(Records excerpted from a collection)
------------------------
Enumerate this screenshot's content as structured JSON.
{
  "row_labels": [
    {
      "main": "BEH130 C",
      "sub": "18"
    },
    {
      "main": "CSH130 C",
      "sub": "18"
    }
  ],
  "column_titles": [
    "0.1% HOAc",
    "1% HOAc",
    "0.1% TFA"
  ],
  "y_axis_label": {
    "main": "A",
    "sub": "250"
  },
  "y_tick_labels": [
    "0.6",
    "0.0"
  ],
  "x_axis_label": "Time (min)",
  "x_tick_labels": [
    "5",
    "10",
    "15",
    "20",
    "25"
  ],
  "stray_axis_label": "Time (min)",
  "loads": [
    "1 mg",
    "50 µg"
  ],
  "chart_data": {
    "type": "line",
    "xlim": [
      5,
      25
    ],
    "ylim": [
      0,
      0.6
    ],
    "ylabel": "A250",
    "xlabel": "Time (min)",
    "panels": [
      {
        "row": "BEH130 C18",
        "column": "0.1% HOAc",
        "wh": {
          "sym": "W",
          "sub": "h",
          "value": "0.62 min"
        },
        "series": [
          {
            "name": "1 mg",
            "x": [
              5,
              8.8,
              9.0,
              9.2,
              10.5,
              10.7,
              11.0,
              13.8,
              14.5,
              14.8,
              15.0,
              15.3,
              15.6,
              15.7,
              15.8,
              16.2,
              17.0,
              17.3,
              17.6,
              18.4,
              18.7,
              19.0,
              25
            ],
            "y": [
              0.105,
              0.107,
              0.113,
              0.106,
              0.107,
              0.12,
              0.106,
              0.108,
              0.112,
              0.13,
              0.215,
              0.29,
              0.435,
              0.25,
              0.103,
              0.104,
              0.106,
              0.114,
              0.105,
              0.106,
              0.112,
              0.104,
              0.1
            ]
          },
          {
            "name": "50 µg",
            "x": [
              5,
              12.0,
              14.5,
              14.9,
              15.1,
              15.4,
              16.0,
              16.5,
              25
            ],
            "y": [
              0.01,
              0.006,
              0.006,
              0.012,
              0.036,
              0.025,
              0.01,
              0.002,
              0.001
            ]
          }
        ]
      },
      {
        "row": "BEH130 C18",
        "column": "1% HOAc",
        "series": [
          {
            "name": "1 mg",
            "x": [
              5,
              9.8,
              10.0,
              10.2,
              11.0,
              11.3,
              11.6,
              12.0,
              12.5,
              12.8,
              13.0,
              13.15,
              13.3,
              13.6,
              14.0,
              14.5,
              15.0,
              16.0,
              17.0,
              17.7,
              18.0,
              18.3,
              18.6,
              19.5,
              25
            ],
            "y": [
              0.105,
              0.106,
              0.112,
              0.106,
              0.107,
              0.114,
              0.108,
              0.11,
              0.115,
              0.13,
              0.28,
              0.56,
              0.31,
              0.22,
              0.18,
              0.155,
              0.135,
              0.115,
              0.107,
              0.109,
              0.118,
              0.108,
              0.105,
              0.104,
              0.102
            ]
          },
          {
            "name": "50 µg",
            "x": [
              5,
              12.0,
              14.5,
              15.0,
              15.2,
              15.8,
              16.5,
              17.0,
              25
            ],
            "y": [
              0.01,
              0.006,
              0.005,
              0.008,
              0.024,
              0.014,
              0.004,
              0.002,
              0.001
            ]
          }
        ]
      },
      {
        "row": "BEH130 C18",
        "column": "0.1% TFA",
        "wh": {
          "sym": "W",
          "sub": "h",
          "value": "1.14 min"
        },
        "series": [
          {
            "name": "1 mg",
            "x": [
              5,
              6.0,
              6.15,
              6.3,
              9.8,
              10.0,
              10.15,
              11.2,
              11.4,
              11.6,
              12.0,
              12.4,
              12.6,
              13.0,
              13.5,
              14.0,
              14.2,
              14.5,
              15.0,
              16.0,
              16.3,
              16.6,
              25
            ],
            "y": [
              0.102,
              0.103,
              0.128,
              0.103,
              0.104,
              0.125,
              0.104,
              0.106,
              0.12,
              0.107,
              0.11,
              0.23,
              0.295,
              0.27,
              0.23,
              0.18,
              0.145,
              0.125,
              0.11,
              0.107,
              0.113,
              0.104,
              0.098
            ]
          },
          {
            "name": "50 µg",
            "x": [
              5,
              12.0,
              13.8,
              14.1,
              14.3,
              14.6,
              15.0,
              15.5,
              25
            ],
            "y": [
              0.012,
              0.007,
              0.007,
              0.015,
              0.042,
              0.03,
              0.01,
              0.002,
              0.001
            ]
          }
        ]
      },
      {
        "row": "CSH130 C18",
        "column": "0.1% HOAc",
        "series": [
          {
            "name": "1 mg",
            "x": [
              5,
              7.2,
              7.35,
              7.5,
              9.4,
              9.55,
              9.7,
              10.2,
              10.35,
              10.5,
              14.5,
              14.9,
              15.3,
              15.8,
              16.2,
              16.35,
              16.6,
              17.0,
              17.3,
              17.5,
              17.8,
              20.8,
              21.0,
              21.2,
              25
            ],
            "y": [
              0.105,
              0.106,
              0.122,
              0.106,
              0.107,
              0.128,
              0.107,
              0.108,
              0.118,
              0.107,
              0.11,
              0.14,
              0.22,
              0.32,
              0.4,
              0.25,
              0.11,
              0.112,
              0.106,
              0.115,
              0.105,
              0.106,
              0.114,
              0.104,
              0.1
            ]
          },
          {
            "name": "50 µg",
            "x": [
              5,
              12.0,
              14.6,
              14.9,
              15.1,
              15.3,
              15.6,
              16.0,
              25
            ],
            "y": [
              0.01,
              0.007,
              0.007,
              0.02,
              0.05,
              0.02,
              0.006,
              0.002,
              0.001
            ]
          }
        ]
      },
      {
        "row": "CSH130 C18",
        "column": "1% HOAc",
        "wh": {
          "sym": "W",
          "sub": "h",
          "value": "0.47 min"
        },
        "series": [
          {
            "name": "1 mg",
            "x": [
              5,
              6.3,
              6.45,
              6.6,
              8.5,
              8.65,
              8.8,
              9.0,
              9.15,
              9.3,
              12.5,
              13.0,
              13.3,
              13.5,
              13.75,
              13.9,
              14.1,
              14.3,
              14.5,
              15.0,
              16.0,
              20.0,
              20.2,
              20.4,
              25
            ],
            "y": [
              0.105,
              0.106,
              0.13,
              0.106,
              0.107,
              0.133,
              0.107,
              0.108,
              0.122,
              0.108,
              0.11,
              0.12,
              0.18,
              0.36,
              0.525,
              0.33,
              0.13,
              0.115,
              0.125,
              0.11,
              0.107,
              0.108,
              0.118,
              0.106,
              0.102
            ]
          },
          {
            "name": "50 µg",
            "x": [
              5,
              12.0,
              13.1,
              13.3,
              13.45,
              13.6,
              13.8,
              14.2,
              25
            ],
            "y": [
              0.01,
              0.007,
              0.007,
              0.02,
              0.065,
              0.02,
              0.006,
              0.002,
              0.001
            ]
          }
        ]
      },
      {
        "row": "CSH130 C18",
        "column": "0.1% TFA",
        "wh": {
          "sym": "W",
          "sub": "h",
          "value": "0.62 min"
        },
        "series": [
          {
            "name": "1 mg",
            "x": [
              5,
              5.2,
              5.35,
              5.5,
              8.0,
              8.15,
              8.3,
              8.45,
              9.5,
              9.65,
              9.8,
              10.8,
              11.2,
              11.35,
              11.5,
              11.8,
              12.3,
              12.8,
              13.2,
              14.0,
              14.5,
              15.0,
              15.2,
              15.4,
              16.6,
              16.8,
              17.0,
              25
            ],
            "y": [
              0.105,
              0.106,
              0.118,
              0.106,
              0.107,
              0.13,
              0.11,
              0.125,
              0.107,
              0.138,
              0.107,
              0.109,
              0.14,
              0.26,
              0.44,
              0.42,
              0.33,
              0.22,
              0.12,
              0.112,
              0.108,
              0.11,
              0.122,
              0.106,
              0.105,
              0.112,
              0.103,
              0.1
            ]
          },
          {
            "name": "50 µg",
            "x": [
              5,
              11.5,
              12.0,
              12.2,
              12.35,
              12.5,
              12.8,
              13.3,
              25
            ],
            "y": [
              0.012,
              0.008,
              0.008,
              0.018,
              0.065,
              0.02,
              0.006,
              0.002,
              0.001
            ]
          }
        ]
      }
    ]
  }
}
------------------------
• [PROBLEM REQUIREMENTS] Scan the material above for the word "Time". Copy each line where it occurs.

• [SOLVED EXERCISE]
  "x_axis_label": "Time (min)",
  "stray_axis_label": "Time (min)",
    "xlabel": "Time (min)",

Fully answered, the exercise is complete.